[start RECORDED DATA]

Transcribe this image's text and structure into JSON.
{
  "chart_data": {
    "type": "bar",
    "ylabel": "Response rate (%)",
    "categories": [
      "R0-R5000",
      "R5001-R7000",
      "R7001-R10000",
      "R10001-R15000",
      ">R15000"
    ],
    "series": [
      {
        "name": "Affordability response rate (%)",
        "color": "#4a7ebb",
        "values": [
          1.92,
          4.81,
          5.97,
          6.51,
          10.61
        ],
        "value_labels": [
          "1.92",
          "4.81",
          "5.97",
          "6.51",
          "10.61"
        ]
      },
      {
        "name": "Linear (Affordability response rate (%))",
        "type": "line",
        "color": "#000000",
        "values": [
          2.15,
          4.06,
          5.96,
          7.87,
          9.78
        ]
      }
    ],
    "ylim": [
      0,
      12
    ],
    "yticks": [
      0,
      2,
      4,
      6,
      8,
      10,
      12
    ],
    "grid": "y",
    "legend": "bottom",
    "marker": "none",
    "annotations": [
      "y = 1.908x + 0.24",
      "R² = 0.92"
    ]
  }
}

[end RECORDED DATA]

» WHAT IS REQUIRED
Filter the records down to the lines that contain the string "name", and copy those lines.

» SOLVED EXERCISE
        "name": "Affordability response rate (%)",
        "name": "Linear (Affordability response rate (%))",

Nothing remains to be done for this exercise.